--- GIVEN ENTRIES ---
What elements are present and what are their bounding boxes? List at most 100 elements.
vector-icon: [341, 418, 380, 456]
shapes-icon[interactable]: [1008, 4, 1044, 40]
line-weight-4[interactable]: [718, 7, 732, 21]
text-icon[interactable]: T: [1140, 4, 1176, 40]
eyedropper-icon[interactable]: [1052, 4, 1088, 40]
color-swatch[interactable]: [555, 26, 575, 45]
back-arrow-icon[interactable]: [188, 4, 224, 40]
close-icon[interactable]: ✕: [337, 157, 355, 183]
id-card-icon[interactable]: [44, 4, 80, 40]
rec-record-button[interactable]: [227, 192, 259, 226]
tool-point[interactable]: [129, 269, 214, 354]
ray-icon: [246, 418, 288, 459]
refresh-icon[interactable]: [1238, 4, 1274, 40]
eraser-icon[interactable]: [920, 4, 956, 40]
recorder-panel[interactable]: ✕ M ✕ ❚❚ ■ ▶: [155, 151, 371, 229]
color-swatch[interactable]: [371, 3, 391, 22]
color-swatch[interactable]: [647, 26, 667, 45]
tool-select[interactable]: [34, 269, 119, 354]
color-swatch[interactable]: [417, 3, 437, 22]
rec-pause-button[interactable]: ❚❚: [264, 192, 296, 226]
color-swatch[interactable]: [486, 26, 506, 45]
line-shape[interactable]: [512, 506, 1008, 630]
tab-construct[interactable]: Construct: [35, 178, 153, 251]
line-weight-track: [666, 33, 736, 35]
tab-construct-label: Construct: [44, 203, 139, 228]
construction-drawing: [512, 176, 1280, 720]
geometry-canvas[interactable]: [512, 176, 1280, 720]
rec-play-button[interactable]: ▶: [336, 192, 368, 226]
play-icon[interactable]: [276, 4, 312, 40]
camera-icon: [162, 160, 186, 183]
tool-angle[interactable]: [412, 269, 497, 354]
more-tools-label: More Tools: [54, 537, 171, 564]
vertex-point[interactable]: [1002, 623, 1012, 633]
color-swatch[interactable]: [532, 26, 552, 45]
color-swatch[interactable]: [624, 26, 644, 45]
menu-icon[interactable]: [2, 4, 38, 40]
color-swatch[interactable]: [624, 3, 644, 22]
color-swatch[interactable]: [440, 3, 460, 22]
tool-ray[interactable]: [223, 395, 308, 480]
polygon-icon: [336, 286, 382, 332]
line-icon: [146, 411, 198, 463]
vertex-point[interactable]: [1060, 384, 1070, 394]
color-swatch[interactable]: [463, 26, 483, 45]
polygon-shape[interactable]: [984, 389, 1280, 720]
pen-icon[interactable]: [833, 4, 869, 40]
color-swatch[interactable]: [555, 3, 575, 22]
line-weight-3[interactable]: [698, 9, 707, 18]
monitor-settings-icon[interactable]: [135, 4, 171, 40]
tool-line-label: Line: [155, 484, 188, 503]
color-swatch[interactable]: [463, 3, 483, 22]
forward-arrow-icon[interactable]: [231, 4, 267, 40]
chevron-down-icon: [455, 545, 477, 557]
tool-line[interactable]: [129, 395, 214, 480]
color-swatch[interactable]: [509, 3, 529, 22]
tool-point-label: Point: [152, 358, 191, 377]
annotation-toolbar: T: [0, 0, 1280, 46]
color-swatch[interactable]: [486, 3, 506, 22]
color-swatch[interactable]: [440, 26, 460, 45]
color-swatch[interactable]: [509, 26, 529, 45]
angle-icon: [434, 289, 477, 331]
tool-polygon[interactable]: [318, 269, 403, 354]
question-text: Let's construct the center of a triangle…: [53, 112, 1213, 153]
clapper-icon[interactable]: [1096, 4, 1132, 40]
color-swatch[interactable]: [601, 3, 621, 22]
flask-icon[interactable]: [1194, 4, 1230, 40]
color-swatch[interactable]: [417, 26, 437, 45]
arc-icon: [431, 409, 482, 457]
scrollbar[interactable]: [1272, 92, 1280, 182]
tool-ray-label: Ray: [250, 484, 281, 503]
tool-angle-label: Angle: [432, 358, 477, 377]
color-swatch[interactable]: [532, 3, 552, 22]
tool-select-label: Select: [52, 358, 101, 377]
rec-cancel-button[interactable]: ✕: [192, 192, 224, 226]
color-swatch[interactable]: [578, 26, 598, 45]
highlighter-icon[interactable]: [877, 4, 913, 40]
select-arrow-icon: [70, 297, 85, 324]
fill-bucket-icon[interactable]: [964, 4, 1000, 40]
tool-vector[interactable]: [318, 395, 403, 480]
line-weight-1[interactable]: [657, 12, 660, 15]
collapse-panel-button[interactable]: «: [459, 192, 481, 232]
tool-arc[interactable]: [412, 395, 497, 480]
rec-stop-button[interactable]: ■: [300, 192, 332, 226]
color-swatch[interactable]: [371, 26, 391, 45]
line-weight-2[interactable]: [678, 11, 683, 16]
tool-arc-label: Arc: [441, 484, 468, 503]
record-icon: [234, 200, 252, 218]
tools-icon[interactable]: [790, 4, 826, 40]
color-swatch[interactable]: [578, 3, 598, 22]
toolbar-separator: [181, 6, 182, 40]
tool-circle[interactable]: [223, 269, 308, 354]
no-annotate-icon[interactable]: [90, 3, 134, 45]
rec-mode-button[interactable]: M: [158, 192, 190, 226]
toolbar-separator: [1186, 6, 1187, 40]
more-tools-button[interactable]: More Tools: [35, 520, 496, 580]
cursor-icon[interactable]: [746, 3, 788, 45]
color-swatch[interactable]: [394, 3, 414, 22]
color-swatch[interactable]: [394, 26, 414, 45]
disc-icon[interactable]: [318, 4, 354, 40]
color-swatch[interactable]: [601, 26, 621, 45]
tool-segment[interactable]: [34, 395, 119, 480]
---
- **EXERCISE PROMPT**
List each line of the listing above that contains the string "polygon".

- **THE COMPLETED TASK**
polygon-icon: [336, 286, 382, 332]
polygon-shape[interactable]: [984, 389, 1280, 720]
tool-polygon[interactable]: [318, 269, 403, 354]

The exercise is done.